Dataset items
*****

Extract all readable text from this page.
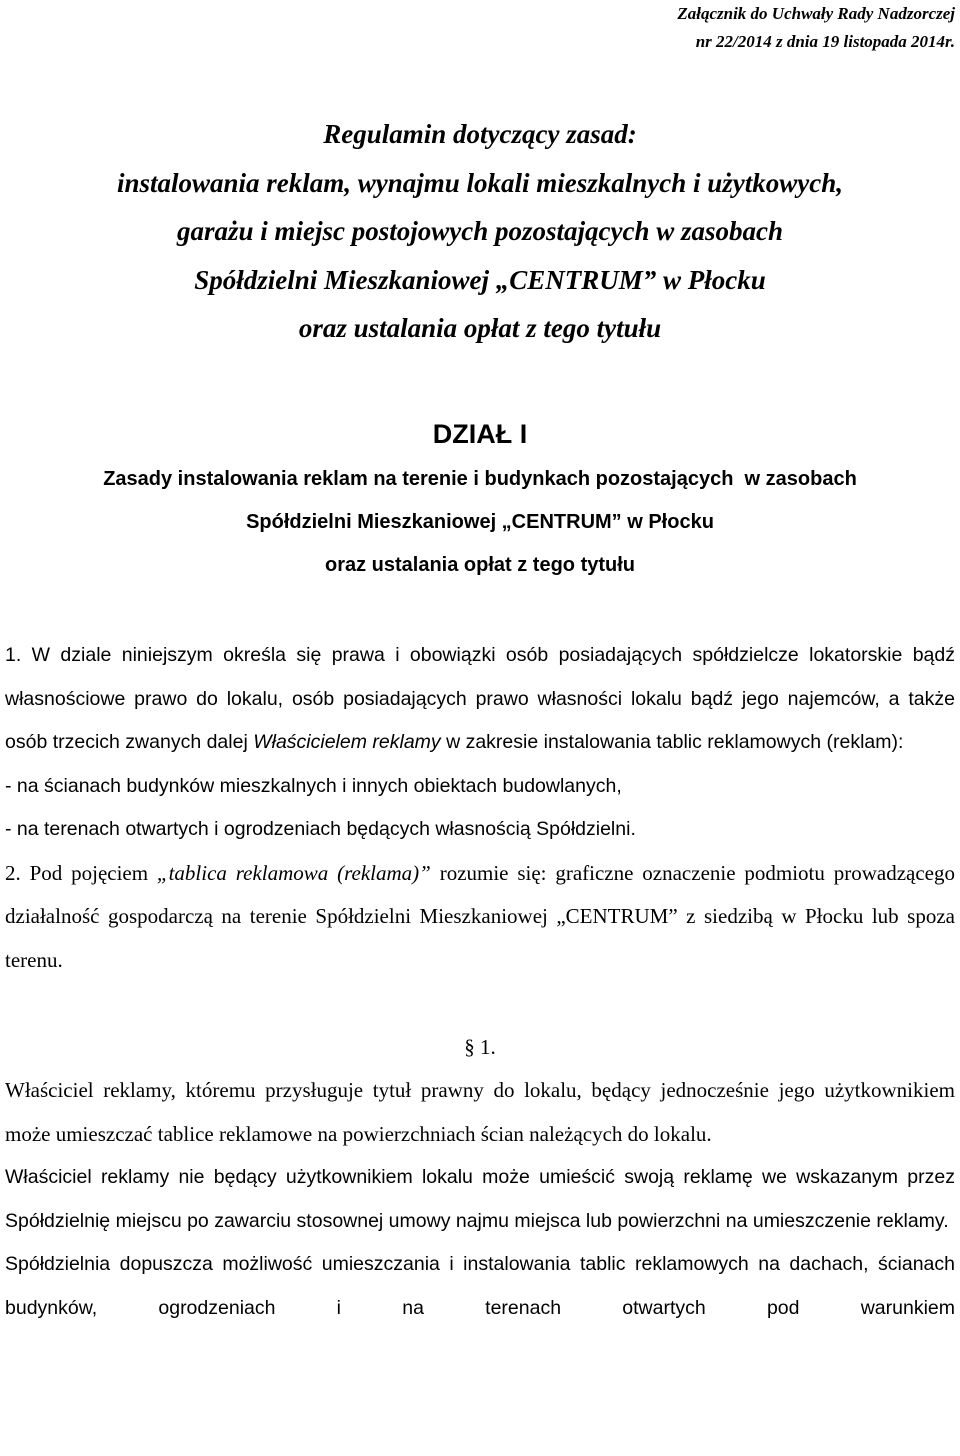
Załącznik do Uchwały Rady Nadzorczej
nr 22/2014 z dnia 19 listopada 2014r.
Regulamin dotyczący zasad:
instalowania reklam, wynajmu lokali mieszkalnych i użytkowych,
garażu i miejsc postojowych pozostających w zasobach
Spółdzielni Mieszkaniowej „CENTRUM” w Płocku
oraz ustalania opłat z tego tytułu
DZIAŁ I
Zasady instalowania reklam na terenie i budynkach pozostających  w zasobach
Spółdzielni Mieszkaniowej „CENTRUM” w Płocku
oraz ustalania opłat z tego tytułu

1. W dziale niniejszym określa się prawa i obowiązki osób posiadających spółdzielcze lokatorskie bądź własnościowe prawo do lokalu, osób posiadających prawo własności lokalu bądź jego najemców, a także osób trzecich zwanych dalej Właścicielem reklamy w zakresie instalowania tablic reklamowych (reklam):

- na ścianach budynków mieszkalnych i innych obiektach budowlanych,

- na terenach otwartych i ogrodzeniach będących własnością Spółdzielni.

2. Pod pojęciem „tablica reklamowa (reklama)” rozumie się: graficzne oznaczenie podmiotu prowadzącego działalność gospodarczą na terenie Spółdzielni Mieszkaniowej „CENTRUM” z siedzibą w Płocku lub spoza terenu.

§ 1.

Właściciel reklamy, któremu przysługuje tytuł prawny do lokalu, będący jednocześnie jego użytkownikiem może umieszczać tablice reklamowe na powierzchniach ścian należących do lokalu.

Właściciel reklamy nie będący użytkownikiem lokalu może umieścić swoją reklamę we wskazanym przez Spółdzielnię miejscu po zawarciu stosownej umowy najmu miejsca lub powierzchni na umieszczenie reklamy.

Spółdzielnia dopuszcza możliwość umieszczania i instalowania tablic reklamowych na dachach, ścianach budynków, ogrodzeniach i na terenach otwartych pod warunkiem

*****

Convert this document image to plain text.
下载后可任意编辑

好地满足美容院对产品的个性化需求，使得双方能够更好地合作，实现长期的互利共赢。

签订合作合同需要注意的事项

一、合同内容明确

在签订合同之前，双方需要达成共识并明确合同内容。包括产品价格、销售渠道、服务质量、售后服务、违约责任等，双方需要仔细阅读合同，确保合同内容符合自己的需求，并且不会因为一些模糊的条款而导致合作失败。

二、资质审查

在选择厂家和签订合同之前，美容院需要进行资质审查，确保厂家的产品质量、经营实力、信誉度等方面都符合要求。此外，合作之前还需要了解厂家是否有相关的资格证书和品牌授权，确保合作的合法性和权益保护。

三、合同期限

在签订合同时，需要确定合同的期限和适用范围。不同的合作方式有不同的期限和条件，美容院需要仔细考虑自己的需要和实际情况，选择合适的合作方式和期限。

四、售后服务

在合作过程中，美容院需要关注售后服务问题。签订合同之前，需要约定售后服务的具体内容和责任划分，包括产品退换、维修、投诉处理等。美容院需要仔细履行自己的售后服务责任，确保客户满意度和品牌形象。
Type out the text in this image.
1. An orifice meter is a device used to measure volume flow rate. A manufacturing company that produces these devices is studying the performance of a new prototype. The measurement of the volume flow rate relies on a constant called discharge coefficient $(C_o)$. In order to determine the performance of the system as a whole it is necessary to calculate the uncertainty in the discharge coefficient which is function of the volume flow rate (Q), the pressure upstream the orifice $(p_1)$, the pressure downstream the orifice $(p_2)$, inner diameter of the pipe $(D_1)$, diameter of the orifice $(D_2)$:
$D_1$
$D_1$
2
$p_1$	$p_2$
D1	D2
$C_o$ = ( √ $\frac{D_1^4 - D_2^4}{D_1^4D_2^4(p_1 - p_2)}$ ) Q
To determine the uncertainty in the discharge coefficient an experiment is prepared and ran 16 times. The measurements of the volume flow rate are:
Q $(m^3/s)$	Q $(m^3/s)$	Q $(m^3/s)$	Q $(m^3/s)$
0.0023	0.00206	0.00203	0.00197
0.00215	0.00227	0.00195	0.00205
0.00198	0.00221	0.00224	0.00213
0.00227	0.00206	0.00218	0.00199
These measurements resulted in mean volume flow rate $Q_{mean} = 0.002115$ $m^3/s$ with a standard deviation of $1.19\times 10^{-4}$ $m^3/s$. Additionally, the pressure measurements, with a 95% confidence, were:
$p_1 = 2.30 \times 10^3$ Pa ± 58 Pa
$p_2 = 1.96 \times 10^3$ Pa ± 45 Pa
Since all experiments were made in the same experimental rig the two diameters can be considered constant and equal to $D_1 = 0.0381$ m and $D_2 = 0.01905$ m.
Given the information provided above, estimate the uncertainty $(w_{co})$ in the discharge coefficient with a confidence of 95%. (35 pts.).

*****

Copy whichever lines in the listing above contain the word "measurements".

To determine the uncertainty in the discharge coefficient an experiment is prepared and ran 16 times. The measurements of the volume flow rate are:
These measurements resulted in mean volume flow rate $Q_{mean} = 0.002115$ $m^3/s$ with a standard deviation of $1.19\times 10^{-4}$ $m^3/s$. Additionally, the pressure measurements, with a 95% confidence, were:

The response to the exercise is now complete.